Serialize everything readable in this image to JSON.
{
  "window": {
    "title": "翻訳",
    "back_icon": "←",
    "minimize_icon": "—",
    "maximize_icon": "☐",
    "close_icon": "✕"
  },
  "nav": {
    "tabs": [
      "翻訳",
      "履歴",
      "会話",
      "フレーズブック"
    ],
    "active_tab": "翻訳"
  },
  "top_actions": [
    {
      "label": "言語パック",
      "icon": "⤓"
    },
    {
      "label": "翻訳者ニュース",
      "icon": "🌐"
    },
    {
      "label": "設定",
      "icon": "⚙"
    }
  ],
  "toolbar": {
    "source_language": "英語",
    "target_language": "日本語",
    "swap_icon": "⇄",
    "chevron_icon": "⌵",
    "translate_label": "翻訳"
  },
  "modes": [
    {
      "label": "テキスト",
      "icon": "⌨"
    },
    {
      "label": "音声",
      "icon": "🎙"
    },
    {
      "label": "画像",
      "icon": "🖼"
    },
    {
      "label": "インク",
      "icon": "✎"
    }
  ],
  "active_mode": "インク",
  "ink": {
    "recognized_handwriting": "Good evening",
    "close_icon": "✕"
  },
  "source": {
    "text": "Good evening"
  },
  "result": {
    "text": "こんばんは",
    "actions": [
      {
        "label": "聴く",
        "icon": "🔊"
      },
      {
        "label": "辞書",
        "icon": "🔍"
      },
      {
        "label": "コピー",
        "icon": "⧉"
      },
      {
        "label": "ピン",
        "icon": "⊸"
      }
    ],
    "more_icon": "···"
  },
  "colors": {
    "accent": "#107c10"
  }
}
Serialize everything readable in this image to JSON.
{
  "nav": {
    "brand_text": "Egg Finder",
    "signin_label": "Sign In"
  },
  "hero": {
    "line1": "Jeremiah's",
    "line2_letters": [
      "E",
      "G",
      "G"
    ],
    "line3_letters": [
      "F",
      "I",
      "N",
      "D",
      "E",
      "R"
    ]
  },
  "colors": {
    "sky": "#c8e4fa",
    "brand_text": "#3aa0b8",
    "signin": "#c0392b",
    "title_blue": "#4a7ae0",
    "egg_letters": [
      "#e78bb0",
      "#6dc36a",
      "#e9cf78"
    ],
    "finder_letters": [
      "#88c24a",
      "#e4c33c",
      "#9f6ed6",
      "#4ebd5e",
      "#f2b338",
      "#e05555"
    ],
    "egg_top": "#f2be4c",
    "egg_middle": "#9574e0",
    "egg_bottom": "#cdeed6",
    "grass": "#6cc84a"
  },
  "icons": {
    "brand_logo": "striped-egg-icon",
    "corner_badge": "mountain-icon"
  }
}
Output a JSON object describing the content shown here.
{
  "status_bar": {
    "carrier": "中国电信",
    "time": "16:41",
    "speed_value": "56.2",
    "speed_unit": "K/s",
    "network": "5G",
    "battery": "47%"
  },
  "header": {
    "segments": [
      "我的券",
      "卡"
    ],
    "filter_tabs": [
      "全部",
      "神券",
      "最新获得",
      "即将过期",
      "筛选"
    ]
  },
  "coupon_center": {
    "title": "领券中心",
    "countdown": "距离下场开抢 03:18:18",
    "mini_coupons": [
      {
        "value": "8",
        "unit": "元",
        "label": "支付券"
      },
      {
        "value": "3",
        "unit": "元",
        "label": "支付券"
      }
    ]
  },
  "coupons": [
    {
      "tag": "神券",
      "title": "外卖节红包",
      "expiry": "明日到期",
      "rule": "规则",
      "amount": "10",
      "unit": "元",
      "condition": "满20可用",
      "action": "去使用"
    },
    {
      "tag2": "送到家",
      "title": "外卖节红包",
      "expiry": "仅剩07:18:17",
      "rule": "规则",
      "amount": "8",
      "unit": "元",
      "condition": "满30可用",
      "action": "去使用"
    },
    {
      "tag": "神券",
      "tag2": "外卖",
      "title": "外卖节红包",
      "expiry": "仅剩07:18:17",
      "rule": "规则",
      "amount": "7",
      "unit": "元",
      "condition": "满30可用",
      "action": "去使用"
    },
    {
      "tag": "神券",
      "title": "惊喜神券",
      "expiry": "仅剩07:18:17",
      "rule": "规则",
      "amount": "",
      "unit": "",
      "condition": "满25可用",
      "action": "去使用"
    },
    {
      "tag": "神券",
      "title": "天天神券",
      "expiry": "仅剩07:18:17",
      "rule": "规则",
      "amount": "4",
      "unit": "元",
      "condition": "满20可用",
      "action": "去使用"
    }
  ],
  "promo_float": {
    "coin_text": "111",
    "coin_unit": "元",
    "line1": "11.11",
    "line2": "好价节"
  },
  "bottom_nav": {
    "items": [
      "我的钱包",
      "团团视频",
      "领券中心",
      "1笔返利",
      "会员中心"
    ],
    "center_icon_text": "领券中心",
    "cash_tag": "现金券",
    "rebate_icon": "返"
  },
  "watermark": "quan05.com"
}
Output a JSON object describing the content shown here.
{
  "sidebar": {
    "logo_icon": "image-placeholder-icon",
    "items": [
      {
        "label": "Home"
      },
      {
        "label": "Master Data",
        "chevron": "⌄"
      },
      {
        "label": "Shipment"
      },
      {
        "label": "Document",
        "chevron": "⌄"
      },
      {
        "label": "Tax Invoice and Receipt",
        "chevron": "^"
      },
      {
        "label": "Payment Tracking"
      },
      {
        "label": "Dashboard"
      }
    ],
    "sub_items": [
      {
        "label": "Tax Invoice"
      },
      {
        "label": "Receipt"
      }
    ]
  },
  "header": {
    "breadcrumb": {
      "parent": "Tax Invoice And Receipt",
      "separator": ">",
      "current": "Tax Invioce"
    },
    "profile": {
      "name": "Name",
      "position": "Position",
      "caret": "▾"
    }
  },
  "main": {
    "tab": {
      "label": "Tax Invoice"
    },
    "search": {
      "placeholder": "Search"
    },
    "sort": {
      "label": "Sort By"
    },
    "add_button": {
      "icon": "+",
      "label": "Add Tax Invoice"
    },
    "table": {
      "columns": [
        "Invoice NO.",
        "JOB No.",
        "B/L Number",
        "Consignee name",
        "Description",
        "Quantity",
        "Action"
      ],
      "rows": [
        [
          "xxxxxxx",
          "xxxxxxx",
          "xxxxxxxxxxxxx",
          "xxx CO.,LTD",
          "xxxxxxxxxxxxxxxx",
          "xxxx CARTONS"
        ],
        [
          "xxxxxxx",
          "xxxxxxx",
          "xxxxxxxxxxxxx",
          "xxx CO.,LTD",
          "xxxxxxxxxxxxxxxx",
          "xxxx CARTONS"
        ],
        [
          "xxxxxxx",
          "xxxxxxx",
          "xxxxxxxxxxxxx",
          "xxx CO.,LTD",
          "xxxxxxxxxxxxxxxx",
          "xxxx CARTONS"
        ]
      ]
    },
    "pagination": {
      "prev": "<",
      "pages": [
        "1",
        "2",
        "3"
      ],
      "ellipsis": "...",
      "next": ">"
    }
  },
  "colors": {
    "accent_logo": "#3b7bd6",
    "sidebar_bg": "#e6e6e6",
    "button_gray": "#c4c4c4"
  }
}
────────
» **Goal of the exercise**:
All of the records must be retyped exactly as they are.

» **Written response**:
Serialize everything readable in this image to JSON.
{
  "window": {
    "title": "翻訳",
    "back_icon": "←",
    "minimize_icon": "—",
    "maximize_icon": "☐",
    "close_icon": "✕"
  },
  "nav": {
    "tabs": [
      "翻訳",
      "履歴",
      "会話",
      "フレーズブック"
    ],
    "active_tab": "翻訳"
  },
  "top_actions": [
    {
      "label": "言語パック",
      "icon": "⤓"
    },
    {
      "label": "翻訳者ニュース",
      "icon": "🌐"
    },
    {
      "label": "設定",
      "icon": "⚙"
    }
  ],
  "toolbar": {
    "source_language": "英語",
    "target_language": "日本語",
    "swap_icon": "⇄",
    "chevron_icon": "⌵",
    "translate_label": "翻訳"
  },
  "modes": [
    {
      "label": "テキスト",
      "icon": "⌨"
    },
    {
      "label": "音声",
      "icon": "🎙"
    },
    {
      "label": "画像",
      "icon": "🖼"
    },
    {
      "label": "インク",
      "icon": "✎"
    }
  ],
  "active_mode": "インク",
  "ink": {
    "recognized_handwriting": "Good evening",
    "close_icon": "✕"
  },
  "source": {
    "text": "Good evening"
  },
  "result": {
    "text": "こんばんは",
    "actions": [
      {
        "label": "聴く",
        "icon": "🔊"
      },
      {
        "label": "辞書",
        "icon": "🔍"
      },
      {
        "label": "コピー",
        "icon": "⧉"
      },
      {
        "label": "ピン",
        "icon": "⊸"
      }
    ],
    "more_icon": "···"
  },
  "colors": {
    "accent": "#107c10"
  }
}
Serialize everything readable in this image to JSON.
{
  "nav": {
    "brand_text": "Egg Finder",
    "signin_label": "Sign In"
  },
  "hero": {
    "line1": "Jeremiah's",
    "line2_letters": [
      "E",
      "G",
      "G"
    ],
    "line3_letters": [
      "F",
      "I",
      "N",
      "D",
      "E",
      "R"
    ]
  },
  "colors": {
    "sky": "#c8e4fa",
    "brand_text": "#3aa0b8",
    "signin": "#c0392b",
    "title_blue": "#4a7ae0",
    "egg_letters": [
      "#e78bb0",
      "#6dc36a",
      "#e9cf78"
    ],
    "finder_letters": [
      "#88c24a",
      "#e4c33c",
      "#9f6ed6",
      "#4ebd5e",
      "#f2b338",
      "#e05555"
    ],
    "egg_top": "#f2be4c",
    "egg_middle": "#9574e0",
    "egg_bottom": "#cdeed6",
    "grass": "#6cc84a"
  },
  "icons": {
    "brand_logo": "striped-egg-icon",
    "corner_badge": "mountain-icon"
  }
}
Output a JSON object describing the content shown here.
{
  "status_bar": {
    "carrier": "中国电信",
    "time": "16:41",
    "speed_value": "56.2",
    "speed_unit": "K/s",
    "network": "5G",
    "battery": "47%"
  },
  "header": {
    "segments": [
      "我的券",
      "卡"
    ],
    "filter_tabs": [
      "全部",
      "神券",
      "最新获得",
      "即将过期",
      "筛选"
    ]
  },
  "coupon_center": {
    "title": "领券中心",
    "countdown": "距离下场开抢 03:18:18",
    "mini_coupons": [
      {
        "value": "8",
        "unit": "元",
        "label": "支付券"
      },
      {
        "value": "3",
        "unit": "元",
        "label": "支付券"
      }
    ]
  },
  "coupons": [
    {
      "tag": "神券",
      "title": "外卖节红包",
      "expiry": "明日到期",
      "rule": "规则",
      "amount": "10",
      "unit": "元",
      "condition": "满20可用",
      "action": "去使用"
    },
    {
      "tag2": "送到家",
      "title": "外卖节红包",
      "expiry": "仅剩07:18:17",
      "rule": "规则",
      "amount": "8",
      "unit": "元",
      "condition": "满30可用",
      "action": "去使用"
    },
    {
      "tag": "神券",
      "tag2": "外卖",
      "title": "外卖节红包",
      "expiry": "仅剩07:18:17",
      "rule": "规则",
      "amount": "7",
      "unit": "元",
      "condition": "满30可用",
      "action": "去使用"
    },
    {
      "tag": "神券",
      "title": "惊喜神券",
      "expiry": "仅剩07:18:17",
      "rule": "规则",
      "amount": "",
      "unit": "",
      "condition": "满25可用",
      "action": "去使用"
    },
    {
      "tag": "神券",
      "title": "天天神券",
      "expiry": "仅剩07:18:17",
      "rule": "规则",
      "amount": "4",
      "unit": "元",
      "condition": "满20可用",
      "action": "去使用"
    }
  ],
  "promo_float": {
    "coin_text": "111",
    "coin_unit": "元",
    "line1": "11.11",
    "line2": "好价节"
  },
  "bottom_nav": {
    "items": [
      "我的钱包",
      "团团视频",
      "领券中心",
      "1笔返利",
      "会员中心"
    ],
    "center_icon_text": "领券中心",
    "cash_tag": "现金券",
    "rebate_icon": "返"
  },
  "watermark": "quan05.com"
}
Output a JSON object describing the content shown here.
{
  "sidebar": {
    "logo_icon": "image-placeholder-icon",
    "items": [
      {
        "label": "Home"
      },
      {
        "label": "Master Data",
        "chevron": "⌄"
      },
      {
        "label": "Shipment"
      },
      {
        "label": "Document",
        "chevron": "⌄"
      },
      {
        "label": "Tax Invoice and Receipt",
        "chevron": "^"
      },
      {
        "label": "Payment Tracking"
      },
      {
        "label": "Dashboard"
      }
    ],
    "sub_items": [
      {
        "label": "Tax Invoice"
      },
      {
        "label": "Receipt"
      }
    ]
  },
  "header": {
    "breadcrumb": {
      "parent": "Tax Invoice And Receipt",
      "separator": ">",
      "current": "Tax Invioce"
    },
    "profile": {
      "name": "Name",
      "position": "Position",
      "caret": "▾"
    }
  },
  "main": {
    "tab": {
      "label": "Tax Invoice"
    },
    "search": {
      "placeholder": "Search"
    },
    "sort": {
      "label": "Sort By"
    },
    "add_button": {
      "icon": "+",
      "label": "Add Tax Invoice"
    },
    "table": {
      "columns": [
        "Invoice NO.",
        "JOB No.",
        "B/L Number",
        "Consignee name",
        "Description",
        "Quantity",
        "Action"
      ],
      "rows": [
        [
          "xxxxxxx",
          "xxxxxxx",
          "xxxxxxxxxxxxx",
          "xxx CO.,LTD",
          "xxxxxxxxxxxxxxxx",
          "xxxx CARTONS"
        ],
        [
          "xxxxxxx",
          "xxxxxxx",
          "xxxxxxxxxxxxx",
          "xxx CO.,LTD",
          "xxxxxxxxxxxxxxxx",
          "xxxx CARTONS"
        ],
        [
          "xxxxxxx",
          "xxxxxxx",
          "xxxxxxxxxxxxx",
          "xxx CO.,LTD",
          "xxxxxxxxxxxxxxxx",
          "xxxx CARTONS"
        ]
      ]
    },
    "pagination": {
      "prev": "<",
      "pages": [
        "1",
        "2",
        "3"
      ],
      "ellipsis": "...",
      "next": ">"
    }
  },
  "colors": {
    "accent_logo": "#3b7bd6",
    "sidebar_bg": "#e6e6e6",
    "button_gray": "#c4c4c4"
  }
}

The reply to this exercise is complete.